Input for this task>
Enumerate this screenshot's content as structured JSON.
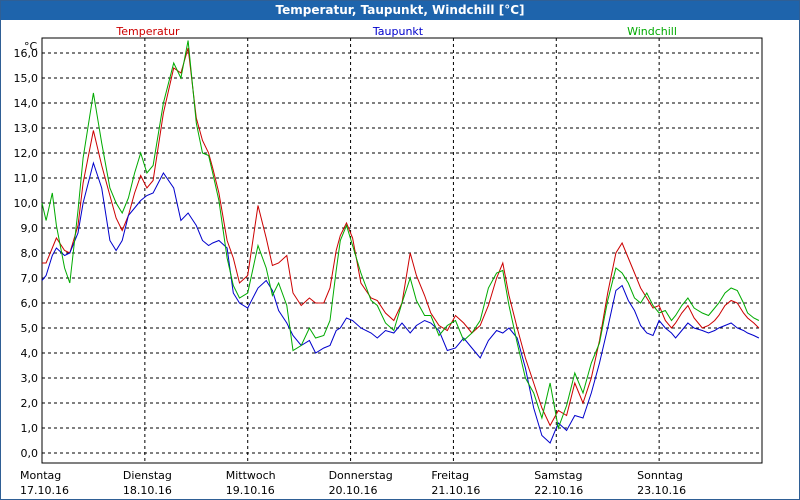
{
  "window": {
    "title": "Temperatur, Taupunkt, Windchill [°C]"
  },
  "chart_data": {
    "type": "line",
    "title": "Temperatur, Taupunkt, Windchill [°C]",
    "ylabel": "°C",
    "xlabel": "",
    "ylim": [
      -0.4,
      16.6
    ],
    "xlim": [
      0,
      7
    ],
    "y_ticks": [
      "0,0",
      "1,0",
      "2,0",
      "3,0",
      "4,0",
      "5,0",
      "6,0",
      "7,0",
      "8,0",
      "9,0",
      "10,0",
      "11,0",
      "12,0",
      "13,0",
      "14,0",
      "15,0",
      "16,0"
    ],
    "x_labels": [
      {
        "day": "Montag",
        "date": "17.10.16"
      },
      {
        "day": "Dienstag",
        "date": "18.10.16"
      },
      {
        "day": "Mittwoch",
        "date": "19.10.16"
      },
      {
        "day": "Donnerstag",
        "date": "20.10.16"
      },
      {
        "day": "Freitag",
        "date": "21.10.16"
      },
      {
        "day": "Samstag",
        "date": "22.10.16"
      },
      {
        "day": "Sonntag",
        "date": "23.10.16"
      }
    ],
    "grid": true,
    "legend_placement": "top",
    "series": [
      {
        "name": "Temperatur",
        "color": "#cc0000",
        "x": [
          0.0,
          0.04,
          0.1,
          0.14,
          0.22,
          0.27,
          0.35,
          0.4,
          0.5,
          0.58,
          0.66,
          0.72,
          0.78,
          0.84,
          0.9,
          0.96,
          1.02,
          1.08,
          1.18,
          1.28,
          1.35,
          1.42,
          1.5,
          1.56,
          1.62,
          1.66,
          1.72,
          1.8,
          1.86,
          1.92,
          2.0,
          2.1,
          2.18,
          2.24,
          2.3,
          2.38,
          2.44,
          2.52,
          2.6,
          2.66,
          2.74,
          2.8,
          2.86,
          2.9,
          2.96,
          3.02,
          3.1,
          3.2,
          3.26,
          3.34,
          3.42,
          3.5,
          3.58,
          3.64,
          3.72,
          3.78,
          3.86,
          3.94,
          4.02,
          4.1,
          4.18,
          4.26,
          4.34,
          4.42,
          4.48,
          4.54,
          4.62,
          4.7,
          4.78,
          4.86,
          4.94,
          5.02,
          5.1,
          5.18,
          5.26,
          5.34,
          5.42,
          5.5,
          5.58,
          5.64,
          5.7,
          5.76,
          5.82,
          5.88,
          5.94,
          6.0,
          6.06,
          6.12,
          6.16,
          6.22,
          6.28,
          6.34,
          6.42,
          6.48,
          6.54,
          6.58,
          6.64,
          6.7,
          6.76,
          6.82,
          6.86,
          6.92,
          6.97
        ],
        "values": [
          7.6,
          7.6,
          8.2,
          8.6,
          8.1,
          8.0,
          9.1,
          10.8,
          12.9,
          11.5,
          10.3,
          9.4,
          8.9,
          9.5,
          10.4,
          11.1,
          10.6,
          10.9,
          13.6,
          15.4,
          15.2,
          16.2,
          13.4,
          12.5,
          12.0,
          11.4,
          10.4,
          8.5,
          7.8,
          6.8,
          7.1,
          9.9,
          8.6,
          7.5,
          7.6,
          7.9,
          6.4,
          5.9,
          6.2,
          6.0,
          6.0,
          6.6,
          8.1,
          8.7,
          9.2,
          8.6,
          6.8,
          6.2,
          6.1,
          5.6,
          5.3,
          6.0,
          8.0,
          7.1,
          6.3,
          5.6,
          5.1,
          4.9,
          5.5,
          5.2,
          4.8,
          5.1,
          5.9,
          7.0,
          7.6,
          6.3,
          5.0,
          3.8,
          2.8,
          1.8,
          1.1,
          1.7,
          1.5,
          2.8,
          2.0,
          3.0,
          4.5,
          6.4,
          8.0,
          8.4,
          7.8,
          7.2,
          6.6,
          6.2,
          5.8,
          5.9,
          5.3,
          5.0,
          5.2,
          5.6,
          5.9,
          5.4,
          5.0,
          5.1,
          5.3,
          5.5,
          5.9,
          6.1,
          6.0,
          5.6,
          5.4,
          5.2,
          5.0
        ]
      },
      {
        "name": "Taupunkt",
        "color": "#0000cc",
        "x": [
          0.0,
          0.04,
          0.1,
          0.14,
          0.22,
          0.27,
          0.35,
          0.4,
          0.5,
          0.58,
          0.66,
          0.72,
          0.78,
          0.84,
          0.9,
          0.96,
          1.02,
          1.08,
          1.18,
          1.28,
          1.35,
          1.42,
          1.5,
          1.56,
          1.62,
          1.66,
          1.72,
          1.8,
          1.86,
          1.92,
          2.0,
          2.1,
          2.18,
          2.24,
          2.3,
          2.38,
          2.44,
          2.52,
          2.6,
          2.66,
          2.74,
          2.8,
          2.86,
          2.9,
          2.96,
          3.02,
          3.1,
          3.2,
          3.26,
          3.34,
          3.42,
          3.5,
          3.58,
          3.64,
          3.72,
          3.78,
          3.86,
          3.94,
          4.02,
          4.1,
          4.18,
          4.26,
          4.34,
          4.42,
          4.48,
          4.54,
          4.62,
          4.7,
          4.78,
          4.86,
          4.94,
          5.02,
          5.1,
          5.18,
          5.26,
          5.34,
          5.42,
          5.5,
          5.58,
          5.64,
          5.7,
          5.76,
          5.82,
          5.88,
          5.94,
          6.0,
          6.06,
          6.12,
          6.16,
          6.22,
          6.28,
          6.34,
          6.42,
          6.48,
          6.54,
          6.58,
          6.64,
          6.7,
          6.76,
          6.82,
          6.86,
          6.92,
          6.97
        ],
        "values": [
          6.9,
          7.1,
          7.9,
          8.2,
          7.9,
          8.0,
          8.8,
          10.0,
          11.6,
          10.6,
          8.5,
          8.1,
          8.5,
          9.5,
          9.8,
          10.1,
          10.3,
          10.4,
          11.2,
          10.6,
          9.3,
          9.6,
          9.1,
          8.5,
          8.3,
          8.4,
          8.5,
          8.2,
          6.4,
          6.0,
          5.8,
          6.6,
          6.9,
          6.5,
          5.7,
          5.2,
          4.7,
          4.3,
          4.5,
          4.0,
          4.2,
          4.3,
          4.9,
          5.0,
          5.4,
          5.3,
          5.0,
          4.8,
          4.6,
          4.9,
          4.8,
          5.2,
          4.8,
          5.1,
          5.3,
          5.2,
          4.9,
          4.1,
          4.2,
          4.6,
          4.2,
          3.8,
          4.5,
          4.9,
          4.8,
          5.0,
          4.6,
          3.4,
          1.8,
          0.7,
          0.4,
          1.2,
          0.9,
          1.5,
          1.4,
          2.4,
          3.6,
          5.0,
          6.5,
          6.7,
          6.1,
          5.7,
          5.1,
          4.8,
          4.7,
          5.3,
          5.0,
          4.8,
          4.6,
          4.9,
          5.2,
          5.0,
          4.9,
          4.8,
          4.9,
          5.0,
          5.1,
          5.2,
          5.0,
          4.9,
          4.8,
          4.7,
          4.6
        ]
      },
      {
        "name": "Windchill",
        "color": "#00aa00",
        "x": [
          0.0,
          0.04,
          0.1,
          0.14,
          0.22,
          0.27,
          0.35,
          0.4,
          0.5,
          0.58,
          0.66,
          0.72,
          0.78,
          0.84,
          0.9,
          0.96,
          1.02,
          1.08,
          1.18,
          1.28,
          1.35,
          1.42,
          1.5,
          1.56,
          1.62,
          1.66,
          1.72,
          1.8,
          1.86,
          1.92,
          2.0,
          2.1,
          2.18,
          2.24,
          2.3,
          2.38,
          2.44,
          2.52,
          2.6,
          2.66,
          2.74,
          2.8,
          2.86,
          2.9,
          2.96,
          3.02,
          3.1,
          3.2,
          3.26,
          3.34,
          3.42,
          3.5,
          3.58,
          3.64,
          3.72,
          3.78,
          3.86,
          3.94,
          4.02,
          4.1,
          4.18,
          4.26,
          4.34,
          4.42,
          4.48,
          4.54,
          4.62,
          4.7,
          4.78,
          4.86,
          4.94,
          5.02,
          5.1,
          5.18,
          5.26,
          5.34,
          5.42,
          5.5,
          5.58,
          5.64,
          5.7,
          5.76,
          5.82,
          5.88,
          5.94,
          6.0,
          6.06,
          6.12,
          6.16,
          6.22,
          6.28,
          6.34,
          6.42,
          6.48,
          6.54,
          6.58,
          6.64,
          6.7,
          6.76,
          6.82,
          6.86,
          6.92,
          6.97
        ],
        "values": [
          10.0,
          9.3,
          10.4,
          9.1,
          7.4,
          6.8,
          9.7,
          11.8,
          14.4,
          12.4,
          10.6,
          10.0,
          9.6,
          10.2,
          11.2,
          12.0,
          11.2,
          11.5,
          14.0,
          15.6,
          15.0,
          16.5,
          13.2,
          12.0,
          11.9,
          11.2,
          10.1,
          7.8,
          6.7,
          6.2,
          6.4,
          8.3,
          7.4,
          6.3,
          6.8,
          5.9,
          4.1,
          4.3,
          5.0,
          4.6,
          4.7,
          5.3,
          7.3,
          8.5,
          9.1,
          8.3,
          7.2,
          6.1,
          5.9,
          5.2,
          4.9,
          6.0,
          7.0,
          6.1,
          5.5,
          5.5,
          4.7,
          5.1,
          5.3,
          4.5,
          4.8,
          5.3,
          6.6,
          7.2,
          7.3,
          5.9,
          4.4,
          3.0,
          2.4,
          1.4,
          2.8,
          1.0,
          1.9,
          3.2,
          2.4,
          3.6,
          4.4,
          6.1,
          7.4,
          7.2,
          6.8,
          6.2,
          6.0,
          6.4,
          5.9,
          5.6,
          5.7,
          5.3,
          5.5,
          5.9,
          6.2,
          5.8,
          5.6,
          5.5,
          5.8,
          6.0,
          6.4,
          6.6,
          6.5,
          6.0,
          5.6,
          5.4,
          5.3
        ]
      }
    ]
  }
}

Directions>
Check each line above for the string "date", then copy the ones that have it.

Finished answer>
        "date": "17.10.16"
        "date": "18.10.16"
        "date": "19.10.16"
        "date": "20.10.16"
        "date": "21.10.16"
        "date": "22.10.16"
        "date": "23.10.16"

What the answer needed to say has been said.